EXERCISE OBJECTIVE:
Repeat every line below exactly as it reads.

RECORDS FOR PROCESSING:
* * * * * * * * *
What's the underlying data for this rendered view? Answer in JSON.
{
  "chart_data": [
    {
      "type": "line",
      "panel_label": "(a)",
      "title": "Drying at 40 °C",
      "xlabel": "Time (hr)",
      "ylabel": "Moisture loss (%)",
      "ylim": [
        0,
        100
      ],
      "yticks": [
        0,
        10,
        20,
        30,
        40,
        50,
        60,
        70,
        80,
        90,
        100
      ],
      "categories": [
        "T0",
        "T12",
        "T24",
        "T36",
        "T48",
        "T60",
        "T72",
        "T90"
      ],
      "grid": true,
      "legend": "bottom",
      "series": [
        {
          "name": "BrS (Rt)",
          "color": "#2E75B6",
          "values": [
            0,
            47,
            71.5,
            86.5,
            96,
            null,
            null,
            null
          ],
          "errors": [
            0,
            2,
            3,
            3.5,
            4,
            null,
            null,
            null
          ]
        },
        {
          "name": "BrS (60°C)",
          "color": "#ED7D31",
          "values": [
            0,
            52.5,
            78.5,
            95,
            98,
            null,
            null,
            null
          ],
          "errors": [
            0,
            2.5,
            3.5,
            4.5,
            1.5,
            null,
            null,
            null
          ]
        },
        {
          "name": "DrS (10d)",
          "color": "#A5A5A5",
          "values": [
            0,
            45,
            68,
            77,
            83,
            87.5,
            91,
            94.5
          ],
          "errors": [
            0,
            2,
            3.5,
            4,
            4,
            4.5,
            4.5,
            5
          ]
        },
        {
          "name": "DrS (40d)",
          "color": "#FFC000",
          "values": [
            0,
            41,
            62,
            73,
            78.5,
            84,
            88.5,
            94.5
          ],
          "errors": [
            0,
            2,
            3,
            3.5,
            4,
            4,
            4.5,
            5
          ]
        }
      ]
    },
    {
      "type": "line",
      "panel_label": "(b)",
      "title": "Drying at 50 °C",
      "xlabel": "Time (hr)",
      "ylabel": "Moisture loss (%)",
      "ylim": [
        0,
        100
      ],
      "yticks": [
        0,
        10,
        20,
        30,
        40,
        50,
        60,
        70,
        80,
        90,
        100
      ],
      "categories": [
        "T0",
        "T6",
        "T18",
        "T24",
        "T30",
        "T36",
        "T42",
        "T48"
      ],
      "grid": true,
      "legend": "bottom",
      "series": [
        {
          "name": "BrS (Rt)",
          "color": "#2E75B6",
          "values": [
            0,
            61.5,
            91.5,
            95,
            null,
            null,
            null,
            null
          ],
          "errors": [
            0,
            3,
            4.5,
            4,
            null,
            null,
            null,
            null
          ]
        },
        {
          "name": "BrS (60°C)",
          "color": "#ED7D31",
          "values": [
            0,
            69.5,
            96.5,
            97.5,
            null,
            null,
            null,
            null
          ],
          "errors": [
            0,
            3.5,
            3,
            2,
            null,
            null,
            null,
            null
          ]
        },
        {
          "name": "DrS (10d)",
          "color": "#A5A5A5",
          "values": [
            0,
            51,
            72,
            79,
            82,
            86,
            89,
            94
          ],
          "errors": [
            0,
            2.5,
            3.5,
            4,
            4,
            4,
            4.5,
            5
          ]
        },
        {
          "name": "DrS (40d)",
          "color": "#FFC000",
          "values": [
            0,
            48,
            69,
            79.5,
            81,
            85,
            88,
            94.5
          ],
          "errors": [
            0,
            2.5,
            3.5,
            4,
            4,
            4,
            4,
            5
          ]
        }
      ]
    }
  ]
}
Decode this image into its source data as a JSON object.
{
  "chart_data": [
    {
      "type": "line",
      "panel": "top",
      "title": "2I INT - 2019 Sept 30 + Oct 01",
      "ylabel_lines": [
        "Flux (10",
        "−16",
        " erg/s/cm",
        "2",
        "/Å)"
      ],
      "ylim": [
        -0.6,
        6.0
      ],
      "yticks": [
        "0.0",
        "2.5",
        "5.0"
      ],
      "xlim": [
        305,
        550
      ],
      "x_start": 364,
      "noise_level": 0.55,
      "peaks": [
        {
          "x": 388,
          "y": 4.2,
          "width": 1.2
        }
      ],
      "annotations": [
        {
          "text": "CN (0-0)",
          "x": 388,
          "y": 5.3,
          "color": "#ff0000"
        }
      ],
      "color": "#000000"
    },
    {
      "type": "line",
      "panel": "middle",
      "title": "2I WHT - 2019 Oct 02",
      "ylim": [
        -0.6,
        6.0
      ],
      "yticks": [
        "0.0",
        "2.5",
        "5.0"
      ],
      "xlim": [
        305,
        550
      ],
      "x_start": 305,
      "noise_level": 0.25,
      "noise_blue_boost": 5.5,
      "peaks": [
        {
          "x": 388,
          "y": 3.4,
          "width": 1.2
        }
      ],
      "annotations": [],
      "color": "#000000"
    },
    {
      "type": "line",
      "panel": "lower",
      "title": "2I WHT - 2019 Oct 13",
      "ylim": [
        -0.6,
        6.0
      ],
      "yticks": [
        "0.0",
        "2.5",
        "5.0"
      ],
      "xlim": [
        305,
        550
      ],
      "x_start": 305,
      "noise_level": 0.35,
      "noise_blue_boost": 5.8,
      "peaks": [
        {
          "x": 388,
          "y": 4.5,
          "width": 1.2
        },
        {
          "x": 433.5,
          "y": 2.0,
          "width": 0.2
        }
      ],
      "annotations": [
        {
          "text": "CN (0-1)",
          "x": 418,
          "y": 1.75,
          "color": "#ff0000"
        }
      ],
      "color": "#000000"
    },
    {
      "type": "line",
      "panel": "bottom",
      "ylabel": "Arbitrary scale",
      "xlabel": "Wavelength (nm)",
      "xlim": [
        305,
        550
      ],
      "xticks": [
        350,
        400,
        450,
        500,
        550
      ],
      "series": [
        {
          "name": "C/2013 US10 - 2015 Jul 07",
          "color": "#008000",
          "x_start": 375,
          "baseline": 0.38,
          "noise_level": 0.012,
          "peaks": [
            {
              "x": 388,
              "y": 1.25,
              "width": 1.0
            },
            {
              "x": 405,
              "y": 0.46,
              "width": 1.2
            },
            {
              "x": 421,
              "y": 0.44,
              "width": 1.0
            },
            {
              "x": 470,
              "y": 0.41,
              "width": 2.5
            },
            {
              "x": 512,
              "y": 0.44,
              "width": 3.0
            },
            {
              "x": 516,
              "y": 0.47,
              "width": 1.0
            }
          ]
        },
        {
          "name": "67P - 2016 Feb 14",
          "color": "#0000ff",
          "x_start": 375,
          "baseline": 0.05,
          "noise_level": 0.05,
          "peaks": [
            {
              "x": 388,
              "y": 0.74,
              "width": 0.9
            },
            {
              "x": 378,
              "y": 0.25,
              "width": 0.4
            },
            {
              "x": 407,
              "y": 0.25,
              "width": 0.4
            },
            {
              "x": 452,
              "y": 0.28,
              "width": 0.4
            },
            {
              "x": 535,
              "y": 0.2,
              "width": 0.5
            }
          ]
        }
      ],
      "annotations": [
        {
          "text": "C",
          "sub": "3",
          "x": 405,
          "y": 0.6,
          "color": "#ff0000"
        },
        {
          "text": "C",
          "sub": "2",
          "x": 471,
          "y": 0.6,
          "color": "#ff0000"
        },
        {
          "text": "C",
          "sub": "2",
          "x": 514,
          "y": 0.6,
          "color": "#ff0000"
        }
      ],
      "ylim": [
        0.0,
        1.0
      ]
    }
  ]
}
* * * * * * * * *
EXERCISE ANSWER:
What's the underlying data for this rendered view? Answer in JSON.
{
  "chart_data": [
    {
      "type": "line",
      "panel_label": "(a)",
      "title": "Drying at 40 °C",
      "xlabel": "Time (hr)",
      "ylabel": "Moisture loss (%)",
      "ylim": [
        0,
        100
      ],
      "yticks": [
        0,
        10,
        20,
        30,
        40,
        50,
        60,
        70,
        80,
        90,
        100
      ],
      "categories": [
        "T0",
        "T12",
        "T24",
        "T36",
        "T48",
        "T60",
        "T72",
        "T90"
      ],
      "grid": true,
      "legend": "bottom",
      "series": [
        {
          "name": "BrS (Rt)",
          "color": "#2E75B6",
          "values": [
            0,
            47,
            71.5,
            86.5,
            96,
            null,
            null,
            null
          ],
          "errors": [
            0,
            2,
            3,
            3.5,
            4,
            null,
            null,
            null
          ]
        },
        {
          "name": "BrS (60°C)",
          "color": "#ED7D31",
          "values": [
            0,
            52.5,
            78.5,
            95,
            98,
            null,
            null,
            null
          ],
          "errors": [
            0,
            2.5,
            3.5,
            4.5,
            1.5,
            null,
            null,
            null
          ]
        },
        {
          "name": "DrS (10d)",
          "color": "#A5A5A5",
          "values": [
            0,
            45,
            68,
            77,
            83,
            87.5,
            91,
            94.5
          ],
          "errors": [
            0,
            2,
            3.5,
            4,
            4,
            4.5,
            4.5,
            5
          ]
        },
        {
          "name": "DrS (40d)",
          "color": "#FFC000",
          "values": [
            0,
            41,
            62,
            73,
            78.5,
            84,
            88.5,
            94.5
          ],
          "errors": [
            0,
            2,
            3,
            3.5,
            4,
            4,
            4.5,
            5
          ]
        }
      ]
    },
    {
      "type": "line",
      "panel_label": "(b)",
      "title": "Drying at 50 °C",
      "xlabel": "Time (hr)",
      "ylabel": "Moisture loss (%)",
      "ylim": [
        0,
        100
      ],
      "yticks": [
        0,
        10,
        20,
        30,
        40,
        50,
        60,
        70,
        80,
        90,
        100
      ],
      "categories": [
        "T0",
        "T6",
        "T18",
        "T24",
        "T30",
        "T36",
        "T42",
        "T48"
      ],
      "grid": true,
      "legend": "bottom",
      "series": [
        {
          "name": "BrS (Rt)",
          "color": "#2E75B6",
          "values": [
            0,
            61.5,
            91.5,
            95,
            null,
            null,
            null,
            null
          ],
          "errors": [
            0,
            3,
            4.5,
            4,
            null,
            null,
            null,
            null
          ]
        },
        {
          "name": "BrS (60°C)",
          "color": "#ED7D31",
          "values": [
            0,
            69.5,
            96.5,
            97.5,
            null,
            null,
            null,
            null
          ],
          "errors": [
            0,
            3.5,
            3,
            2,
            null,
            null,
            null,
            null
          ]
        },
        {
          "name": "DrS (10d)",
          "color": "#A5A5A5",
          "values": [
            0,
            51,
            72,
            79,
            82,
            86,
            89,
            94
          ],
          "errors": [
            0,
            2.5,
            3.5,
            4,
            4,
            4,
            4.5,
            5
          ]
        },
        {
          "name": "DrS (40d)",
          "color": "#FFC000",
          "values": [
            0,
            48,
            69,
            79.5,
            81,
            85,
            88,
            94.5
          ],
          "errors": [
            0,
            2.5,
            3.5,
            4,
            4,
            4,
            4,
            5
          ]
        }
      ]
    }
  ]
}
Decode this image into its source data as a JSON object.
{
  "chart_data": [
    {
      "type": "line",
      "panel": "top",
      "title": "2I INT - 2019 Sept 30 + Oct 01",
      "ylabel_lines": [
        "Flux (10",
        "−16",
        " erg/s/cm",
        "2",
        "/Å)"
      ],
      "ylim": [
        -0.6,
        6.0
      ],
      "yticks": [
        "0.0",
        "2.5",
        "5.0"
      ],
      "xlim": [
        305,
        550
      ],
      "x_start": 364,
      "noise_level": 0.55,
      "peaks": [
        {
          "x": 388,
          "y": 4.2,
          "width": 1.2
        }
      ],
      "annotations": [
        {
          "text": "CN (0-0)",
          "x": 388,
          "y": 5.3,
          "color": "#ff0000"
        }
      ],
      "color": "#000000"
    },
    {
      "type": "line",
      "panel": "middle",
      "title": "2I WHT - 2019 Oct 02",
      "ylim": [
        -0.6,
        6.0
      ],
      "yticks": [
        "0.0",
        "2.5",
        "5.0"
      ],
      "xlim": [
        305,
        550
      ],
      "x_start": 305,
      "noise_level": 0.25,
      "noise_blue_boost": 5.5,
      "peaks": [
        {
          "x": 388,
          "y": 3.4,
          "width": 1.2
        }
      ],
      "annotations": [],
      "color": "#000000"
    },
    {
      "type": "line",
      "panel": "lower",
      "title": "2I WHT - 2019 Oct 13",
      "ylim": [
        -0.6,
        6.0
      ],
      "yticks": [
        "0.0",
        "2.5",
        "5.0"
      ],
      "xlim": [
        305,
        550
      ],
      "x_start": 305,
      "noise_level": 0.35,
      "noise_blue_boost": 5.8,
      "peaks": [
        {
          "x": 388,
          "y": 4.5,
          "width": 1.2
        },
        {
          "x": 433.5,
          "y": 2.0,
          "width": 0.2
        }
      ],
      "annotations": [
        {
          "text": "CN (0-1)",
          "x": 418,
          "y": 1.75,
          "color": "#ff0000"
        }
      ],
      "color": "#000000"
    },
    {
      "type": "line",
      "panel": "bottom",
      "ylabel": "Arbitrary scale",
      "xlabel": "Wavelength (nm)",
      "xlim": [
        305,
        550
      ],
      "xticks": [
        350,
        400,
        450,
        500,
        550
      ],
      "series": [
        {
          "name": "C/2013 US10 - 2015 Jul 07",
          "color": "#008000",
          "x_start": 375,
          "baseline": 0.38,
          "noise_level": 0.012,
          "peaks": [
            {
              "x": 388,
              "y": 1.25,
              "width": 1.0
            },
            {
              "x": 405,
              "y": 0.46,
              "width": 1.2
            },
            {
              "x": 421,
              "y": 0.44,
              "width": 1.0
            },
            {
              "x": 470,
              "y": 0.41,
              "width": 2.5
            },
            {
              "x": 512,
              "y": 0.44,
              "width": 3.0
            },
            {
              "x": 516,
              "y": 0.47,
              "width": 1.0
            }
          ]
        },
        {
          "name": "67P - 2016 Feb 14",
          "color": "#0000ff",
          "x_start": 375,
          "baseline": 0.05,
          "noise_level": 0.05,
          "peaks": [
            {
              "x": 388,
              "y": 0.74,
              "width": 0.9
            },
            {
              "x": 378,
              "y": 0.25,
              "width": 0.4
            },
            {
              "x": 407,
              "y": 0.25,
              "width": 0.4
            },
            {
              "x": 452,
              "y": 0.28,
              "width": 0.4
            },
            {
              "x": 535,
              "y": 0.2,
              "width": 0.5
            }
          ]
        }
      ],
      "annotations": [
        {
          "text": "C",
          "sub": "3",
          "x": 405,
          "y": 0.6,
          "color": "#ff0000"
        },
        {
          "text": "C",
          "sub": "2",
          "x": 471,
          "y": 0.6,
          "color": "#ff0000"
        },
        {
          "text": "C",
          "sub": "2",
          "x": 514,
          "y": 0.6,
          "color": "#ff0000"
        }
      ],
      "ylim": [
        0.0,
        1.0
      ]
    }
  ]
}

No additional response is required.